Dataset rows
▬▬▬

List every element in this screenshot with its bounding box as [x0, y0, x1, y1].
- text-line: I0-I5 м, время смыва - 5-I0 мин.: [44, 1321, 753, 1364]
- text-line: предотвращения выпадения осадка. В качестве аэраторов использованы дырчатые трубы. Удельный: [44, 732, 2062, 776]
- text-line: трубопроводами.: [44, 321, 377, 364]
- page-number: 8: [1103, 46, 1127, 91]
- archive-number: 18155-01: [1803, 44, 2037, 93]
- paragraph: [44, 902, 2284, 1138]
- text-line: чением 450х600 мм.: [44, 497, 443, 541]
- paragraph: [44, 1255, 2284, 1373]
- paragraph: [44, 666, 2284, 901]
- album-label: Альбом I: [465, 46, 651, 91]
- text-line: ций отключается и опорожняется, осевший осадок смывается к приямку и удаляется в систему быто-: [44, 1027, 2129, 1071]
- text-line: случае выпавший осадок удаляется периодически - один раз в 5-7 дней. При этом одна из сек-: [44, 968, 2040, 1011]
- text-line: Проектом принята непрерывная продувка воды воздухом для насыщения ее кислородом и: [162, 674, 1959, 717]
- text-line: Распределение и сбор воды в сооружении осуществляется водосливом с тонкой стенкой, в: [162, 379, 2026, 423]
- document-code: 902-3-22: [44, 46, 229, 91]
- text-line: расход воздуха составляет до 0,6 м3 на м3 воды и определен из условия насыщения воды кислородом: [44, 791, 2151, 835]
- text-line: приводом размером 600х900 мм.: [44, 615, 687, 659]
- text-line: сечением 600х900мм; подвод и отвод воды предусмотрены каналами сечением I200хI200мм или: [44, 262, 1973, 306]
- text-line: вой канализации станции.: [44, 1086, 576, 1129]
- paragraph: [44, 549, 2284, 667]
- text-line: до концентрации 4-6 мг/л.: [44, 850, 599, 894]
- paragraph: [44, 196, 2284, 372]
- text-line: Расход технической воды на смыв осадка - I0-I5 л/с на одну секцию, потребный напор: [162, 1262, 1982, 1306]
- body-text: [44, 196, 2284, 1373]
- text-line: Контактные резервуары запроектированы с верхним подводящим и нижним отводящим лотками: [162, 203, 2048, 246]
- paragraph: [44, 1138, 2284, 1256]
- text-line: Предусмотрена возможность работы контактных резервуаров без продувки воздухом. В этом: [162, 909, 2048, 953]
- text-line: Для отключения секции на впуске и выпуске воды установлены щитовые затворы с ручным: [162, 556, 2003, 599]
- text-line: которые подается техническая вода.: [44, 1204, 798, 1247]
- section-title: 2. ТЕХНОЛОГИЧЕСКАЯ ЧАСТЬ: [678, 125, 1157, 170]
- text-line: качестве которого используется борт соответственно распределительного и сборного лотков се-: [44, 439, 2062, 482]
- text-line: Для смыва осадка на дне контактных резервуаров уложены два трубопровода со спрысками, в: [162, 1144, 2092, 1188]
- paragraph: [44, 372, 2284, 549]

▬▬▬

To do:
Rewrite the items above, substituting "line-of-text" for every occurrence of "text-line". Keep everything else the same.

Solution for this problem:
List every element in this screenshot with its bounding box as [x0, y0, x1, y1].
- line-of-text: I0-I5 м, время смыва - 5-I0 мин.: [44, 1321, 753, 1364]
- line-of-text: предотвращения выпадения осадка. В качестве аэраторов использованы дырчатые трубы. Удельный: [44, 732, 2062, 776]
- line-of-text: трубопроводами.: [44, 321, 377, 364]
- page-number: 8: [1103, 46, 1127, 91]
- archive-number: 18155-01: [1803, 44, 2037, 93]
- paragraph: [44, 902, 2284, 1138]
- line-of-text: чением 450х600 мм.: [44, 497, 443, 541]
- paragraph: [44, 1255, 2284, 1373]
- paragraph: [44, 666, 2284, 901]
- album-label: Альбом I: [465, 46, 651, 91]
- line-of-text: ций отключается и опорожняется, осевший осадок смывается к приямку и удаляется в систему быто-: [44, 1027, 2129, 1071]
- line-of-text: случае выпавший осадок удаляется периодически - один раз в 5-7 дней. При этом одна из сек-: [44, 968, 2040, 1011]
- line-of-text: Проектом принята непрерывная продувка воды воздухом для насыщения ее кислородом и: [162, 674, 1959, 717]
- line-of-text: Распределение и сбор воды в сооружении осуществляется водосливом с тонкой стенкой, в: [162, 379, 2026, 423]
- document-code: 902-3-22: [44, 46, 229, 91]
- line-of-text: расход воздуха составляет до 0,6 м3 на м3 воды и определен из условия насыщения воды кислородом: [44, 791, 2151, 835]
- line-of-text: приводом размером 600х900 мм.: [44, 615, 687, 659]
- line-of-text: сечением 600х900мм; подвод и отвод воды предусмотрены каналами сечением I200хI200мм или: [44, 262, 1973, 306]
- line-of-text: вой канализации станции.: [44, 1086, 576, 1129]
- paragraph: [44, 549, 2284, 667]
- line-of-text: до концентрации 4-6 мг/л.: [44, 850, 599, 894]
- paragraph: [44, 196, 2284, 372]
- line-of-text: Расход технической воды на смыв осадка - I0-I5 л/с на одну секцию, потребный напор: [162, 1262, 1982, 1306]
- body-text: [44, 196, 2284, 1373]
- line-of-text: Контактные резервуары запроектированы с верхним подводящим и нижним отводящим лотками: [162, 203, 2048, 246]
- paragraph: [44, 1138, 2284, 1256]
- line-of-text: Предусмотрена возможность работы контактных резервуаров без продувки воздухом. В этом: [162, 909, 2048, 953]
- line-of-text: Для отключения секции на впуске и выпуске воды установлены щитовые затворы с ручным: [162, 556, 2003, 599]
- line-of-text: которые подается техническая вода.: [44, 1204, 798, 1247]
- section-title: 2. ТЕХНОЛОГИЧЕСКАЯ ЧАСТЬ: [678, 125, 1157, 170]
- line-of-text: качестве которого используется борт соответственно распределительного и сборного лотков се-: [44, 439, 2062, 482]
- line-of-text: Для смыва осадка на дне контактных резервуаров уложены два трубопровода со спрысками, в: [162, 1144, 2092, 1188]
- paragraph: [44, 372, 2284, 549]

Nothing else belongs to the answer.